▶ _Material provided_:

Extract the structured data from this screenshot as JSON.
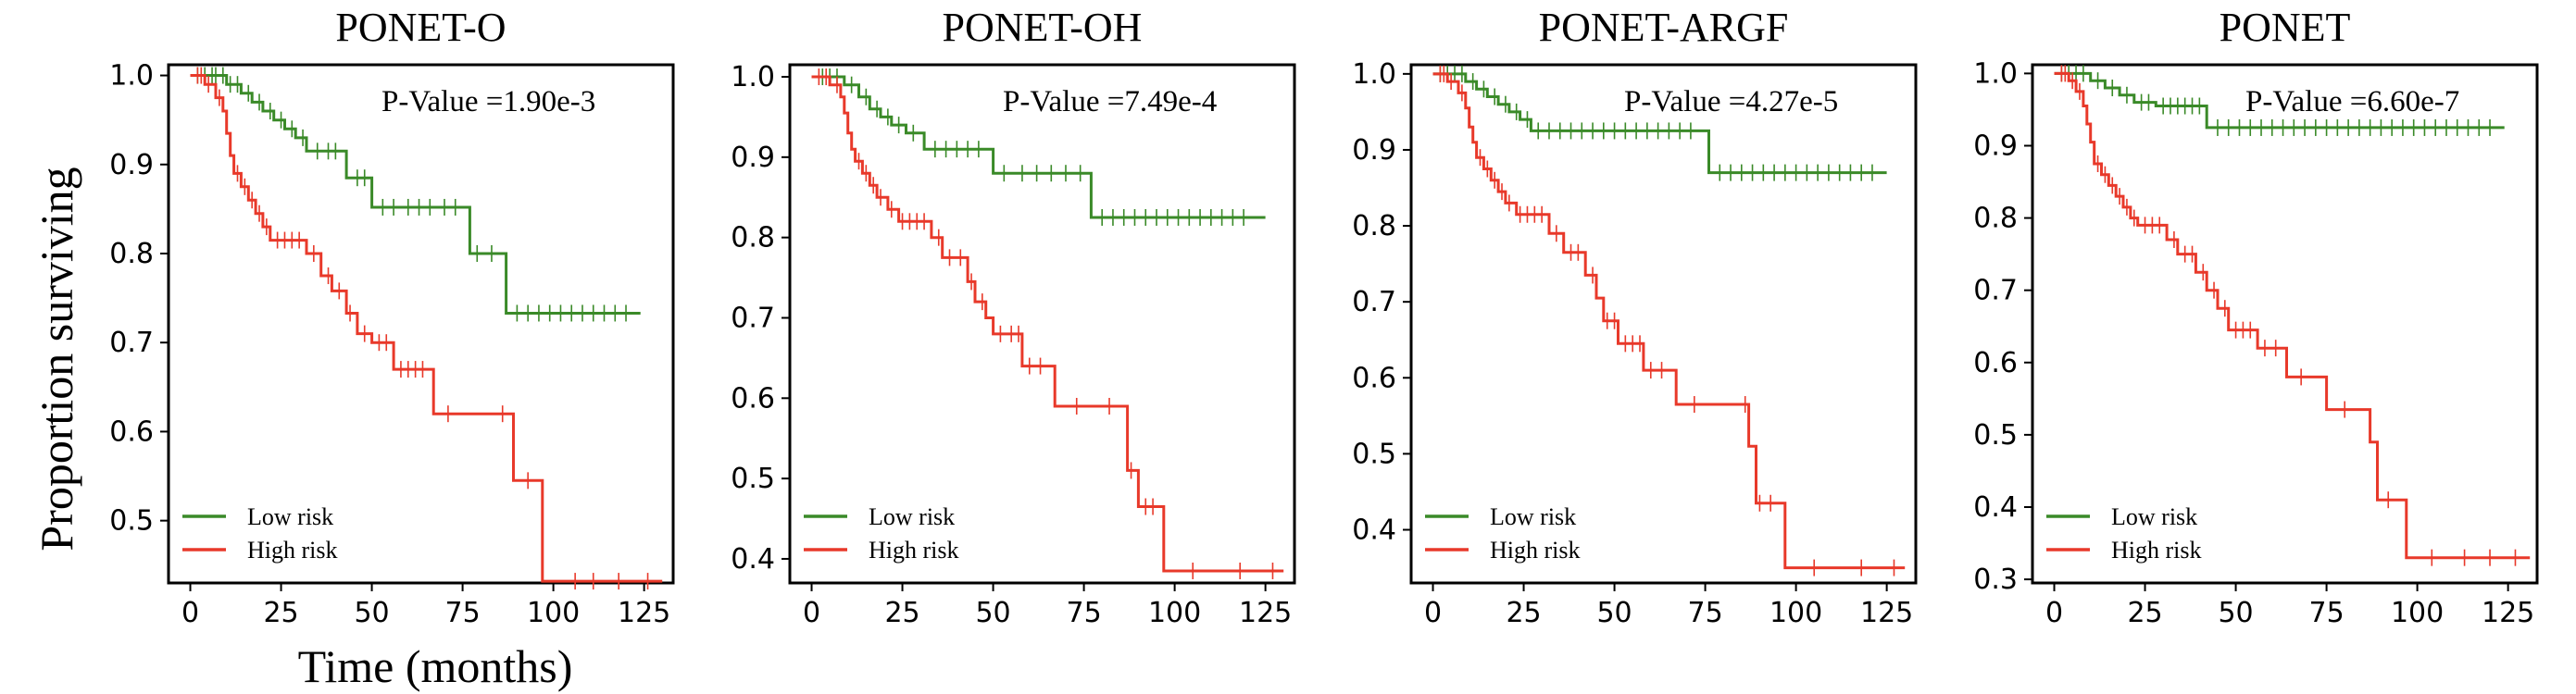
{
  "figure": {
    "ylabel": "Proportion surviving",
    "xlabel": "Time (months)"
  },
  "colors": {
    "low": "#3a8a28",
    "high": "#e8392a"
  },
  "chart_data": [
    {
      "type": "line",
      "title": "PONET-O",
      "annotation": "P-Value =1.90e-3",
      "xticks": [
        0,
        25,
        50,
        75,
        100,
        125
      ],
      "yticks": [
        0.5,
        0.6,
        0.7,
        0.8,
        0.9,
        1.0
      ],
      "ytick_labels": [
        "0.5",
        "0.6",
        "0.7",
        "0.8",
        "0.9",
        "1.0"
      ],
      "xlim": [
        -6,
        133
      ],
      "ylim": [
        0.43,
        1.012
      ],
      "legend": [
        "Low risk",
        "High risk"
      ],
      "series": [
        {
          "name": "Low risk",
          "color": "#3a8a28",
          "steps": [
            [
              0,
              1.0
            ],
            [
              10,
              0.99
            ],
            [
              14,
              0.98
            ],
            [
              17,
              0.97
            ],
            [
              20,
              0.96
            ],
            [
              23,
              0.95
            ],
            [
              26,
              0.94
            ],
            [
              29,
              0.93
            ],
            [
              32,
              0.915
            ],
            [
              43,
              0.885
            ],
            [
              50,
              0.852
            ],
            [
              77,
              0.8
            ],
            [
              87,
              0.733
            ],
            [
              124,
              0.733
            ]
          ],
          "censors": [
            2,
            4,
            6,
            7,
            9,
            11,
            13,
            16,
            19,
            22,
            25,
            28,
            31,
            35,
            38,
            40,
            46,
            48,
            53,
            56,
            60,
            63,
            66,
            70,
            73,
            79,
            83,
            90,
            93,
            96,
            99,
            102,
            105,
            108,
            111,
            114,
            117,
            120
          ]
        },
        {
          "name": "High risk",
          "color": "#e8392a",
          "steps": [
            [
              0,
              1.0
            ],
            [
              4,
              0.99
            ],
            [
              7,
              0.975
            ],
            [
              9,
              0.96
            ],
            [
              10,
              0.935
            ],
            [
              11,
              0.91
            ],
            [
              12,
              0.89
            ],
            [
              14,
              0.875
            ],
            [
              16,
              0.86
            ],
            [
              18,
              0.845
            ],
            [
              20,
              0.83
            ],
            [
              22,
              0.815
            ],
            [
              32,
              0.8
            ],
            [
              36,
              0.775
            ],
            [
              39,
              0.758
            ],
            [
              43,
              0.733
            ],
            [
              46,
              0.71
            ],
            [
              50,
              0.7
            ],
            [
              56,
              0.67
            ],
            [
              67,
              0.62
            ],
            [
              89,
              0.545
            ],
            [
              97,
              0.432
            ],
            [
              130,
              0.432
            ]
          ],
          "censors": [
            2,
            3,
            5,
            8,
            13,
            15,
            17,
            19,
            21,
            24,
            26,
            28,
            30,
            34,
            38,
            41,
            44,
            48,
            52,
            54,
            58,
            60,
            62,
            64,
            71,
            86,
            93,
            106,
            111,
            118,
            126
          ]
        }
      ]
    },
    {
      "type": "line",
      "title": "PONET-OH",
      "annotation": "P-Value =7.49e-4",
      "xticks": [
        0,
        25,
        50,
        75,
        100,
        125
      ],
      "yticks": [
        0.4,
        0.5,
        0.6,
        0.7,
        0.8,
        0.9,
        1.0
      ],
      "ytick_labels": [
        "0.4",
        "0.5",
        "0.6",
        "0.7",
        "0.8",
        "0.9",
        "1.0"
      ],
      "xlim": [
        -6,
        133
      ],
      "ylim": [
        0.37,
        1.015
      ],
      "legend": [
        "Low risk",
        "High risk"
      ],
      "series": [
        {
          "name": "Low risk",
          "color": "#3a8a28",
          "steps": [
            [
              0,
              1.0
            ],
            [
              9,
              0.99
            ],
            [
              13,
              0.975
            ],
            [
              16,
              0.96
            ],
            [
              19,
              0.95
            ],
            [
              22,
              0.94
            ],
            [
              26,
              0.93
            ],
            [
              31,
              0.91
            ],
            [
              50,
              0.88
            ],
            [
              77,
              0.825
            ],
            [
              125,
              0.825
            ]
          ],
          "censors": [
            3,
            5,
            7,
            11,
            15,
            18,
            21,
            24,
            28,
            34,
            37,
            40,
            43,
            46,
            53,
            58,
            62,
            66,
            70,
            74,
            80,
            83,
            86,
            89,
            92,
            95,
            98,
            101,
            104,
            107,
            110,
            113,
            116,
            119
          ]
        },
        {
          "name": "High risk",
          "color": "#e8392a",
          "steps": [
            [
              0,
              1.0
            ],
            [
              5,
              0.99
            ],
            [
              8,
              0.975
            ],
            [
              9,
              0.955
            ],
            [
              10,
              0.93
            ],
            [
              11,
              0.91
            ],
            [
              12,
              0.895
            ],
            [
              14,
              0.88
            ],
            [
              16,
              0.865
            ],
            [
              18,
              0.85
            ],
            [
              21,
              0.835
            ],
            [
              24,
              0.82
            ],
            [
              33,
              0.8
            ],
            [
              36,
              0.775
            ],
            [
              43,
              0.745
            ],
            [
              45,
              0.72
            ],
            [
              48,
              0.7
            ],
            [
              50,
              0.68
            ],
            [
              58,
              0.64
            ],
            [
              67,
              0.59
            ],
            [
              87,
              0.51
            ],
            [
              90,
              0.465
            ],
            [
              97,
              0.385
            ],
            [
              130,
              0.385
            ]
          ],
          "censors": [
            2,
            4,
            7,
            13,
            15,
            17,
            19,
            22,
            25,
            27,
            29,
            31,
            35,
            38,
            41,
            44,
            47,
            52,
            55,
            57,
            60,
            63,
            73,
            82,
            88,
            92,
            94,
            105,
            118,
            127
          ]
        }
      ]
    },
    {
      "type": "line",
      "title": "PONET-ARGF",
      "annotation": "P-Value =4.27e-5",
      "xticks": [
        0,
        25,
        50,
        75,
        100,
        125
      ],
      "yticks": [
        0.4,
        0.5,
        0.6,
        0.7,
        0.8,
        0.9,
        1.0
      ],
      "ytick_labels": [
        "0.4",
        "0.5",
        "0.6",
        "0.7",
        "0.8",
        "0.9",
        "1.0"
      ],
      "xlim": [
        -6,
        133
      ],
      "ylim": [
        0.33,
        1.012
      ],
      "legend": [
        "Low risk",
        "High risk"
      ],
      "series": [
        {
          "name": "Low risk",
          "color": "#3a8a28",
          "steps": [
            [
              0,
              1.0
            ],
            [
              9,
              0.99
            ],
            [
              12,
              0.98
            ],
            [
              15,
              0.97
            ],
            [
              18,
              0.96
            ],
            [
              21,
              0.95
            ],
            [
              24,
              0.94
            ],
            [
              27,
              0.925
            ],
            [
              76,
              0.87
            ],
            [
              125,
              0.87
            ]
          ],
          "censors": [
            2,
            4,
            6,
            8,
            11,
            14,
            17,
            20,
            23,
            26,
            29,
            32,
            35,
            38,
            41,
            44,
            47,
            50,
            53,
            56,
            59,
            62,
            65,
            68,
            71,
            79,
            82,
            85,
            88,
            91,
            94,
            97,
            100,
            103,
            106,
            109,
            112,
            115,
            118,
            121
          ]
        },
        {
          "name": "High risk",
          "color": "#e8392a",
          "steps": [
            [
              0,
              1.0
            ],
            [
              4,
              0.99
            ],
            [
              7,
              0.975
            ],
            [
              9,
              0.955
            ],
            [
              10,
              0.93
            ],
            [
              11,
              0.91
            ],
            [
              12,
              0.89
            ],
            [
              14,
              0.875
            ],
            [
              16,
              0.86
            ],
            [
              18,
              0.845
            ],
            [
              20,
              0.83
            ],
            [
              23,
              0.815
            ],
            [
              32,
              0.79
            ],
            [
              36,
              0.765
            ],
            [
              42,
              0.735
            ],
            [
              45,
              0.705
            ],
            [
              47,
              0.675
            ],
            [
              51,
              0.645
            ],
            [
              58,
              0.61
            ],
            [
              67,
              0.565
            ],
            [
              87,
              0.51
            ],
            [
              89,
              0.435
            ],
            [
              97,
              0.35
            ],
            [
              130,
              0.35
            ]
          ],
          "censors": [
            2,
            3,
            5,
            8,
            13,
            15,
            17,
            19,
            21,
            24,
            26,
            28,
            30,
            34,
            38,
            40,
            44,
            48,
            50,
            53,
            55,
            57,
            60,
            63,
            72,
            86,
            90,
            93,
            105,
            118,
            127
          ]
        }
      ]
    },
    {
      "type": "line",
      "title": "PONET",
      "annotation": "P-Value =6.60e-7",
      "xticks": [
        0,
        25,
        50,
        75,
        100,
        125
      ],
      "yticks": [
        0.3,
        0.4,
        0.5,
        0.6,
        0.7,
        0.8,
        0.9,
        1.0
      ],
      "ytick_labels": [
        "0.3",
        "0.4",
        "0.5",
        "0.6",
        "0.7",
        "0.8",
        "0.9",
        "1.0"
      ],
      "xlim": [
        -6,
        133
      ],
      "ylim": [
        0.295,
        1.012
      ],
      "legend": [
        "Low risk",
        "High risk"
      ],
      "series": [
        {
          "name": "Low risk",
          "color": "#3a8a28",
          "steps": [
            [
              0,
              1.0
            ],
            [
              10,
              0.99
            ],
            [
              14,
              0.98
            ],
            [
              18,
              0.97
            ],
            [
              22,
              0.96
            ],
            [
              28,
              0.955
            ],
            [
              42,
              0.925
            ],
            [
              124,
              0.925
            ]
          ],
          "censors": [
            2,
            4,
            6,
            8,
            12,
            16,
            20,
            24,
            26,
            30,
            32,
            34,
            36,
            38,
            40,
            45,
            48,
            51,
            54,
            57,
            60,
            63,
            66,
            69,
            72,
            75,
            78,
            81,
            84,
            87,
            90,
            93,
            96,
            99,
            102,
            105,
            108,
            111,
            114,
            117,
            120
          ]
        },
        {
          "name": "High risk",
          "color": "#e8392a",
          "steps": [
            [
              0,
              1.0
            ],
            [
              4,
              0.99
            ],
            [
              6,
              0.975
            ],
            [
              8,
              0.955
            ],
            [
              9,
              0.93
            ],
            [
              10,
              0.905
            ],
            [
              11,
              0.875
            ],
            [
              13,
              0.86
            ],
            [
              15,
              0.845
            ],
            [
              17,
              0.83
            ],
            [
              19,
              0.815
            ],
            [
              21,
              0.8
            ],
            [
              23,
              0.79
            ],
            [
              31,
              0.77
            ],
            [
              34,
              0.75
            ],
            [
              39,
              0.725
            ],
            [
              42,
              0.7
            ],
            [
              45,
              0.675
            ],
            [
              48,
              0.645
            ],
            [
              56,
              0.62
            ],
            [
              64,
              0.58
            ],
            [
              75,
              0.535
            ],
            [
              87,
              0.49
            ],
            [
              89,
              0.41
            ],
            [
              97,
              0.33
            ],
            [
              131,
              0.33
            ]
          ],
          "censors": [
            2,
            3,
            5,
            7,
            12,
            14,
            16,
            18,
            20,
            22,
            25,
            27,
            29,
            33,
            36,
            38,
            41,
            44,
            47,
            50,
            52,
            54,
            58,
            61,
            68,
            80,
            92,
            104,
            113,
            120,
            127
          ]
        }
      ]
    }
  ]
}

▶ _Problem_:
Search the listing for the string "title". Copy each line where it turns up.

▶ _Completed exercise_:
      "title": "PONET-O",
      "title": "PONET-OH",
      "title": "PONET-ARGF",
      "title": "PONET",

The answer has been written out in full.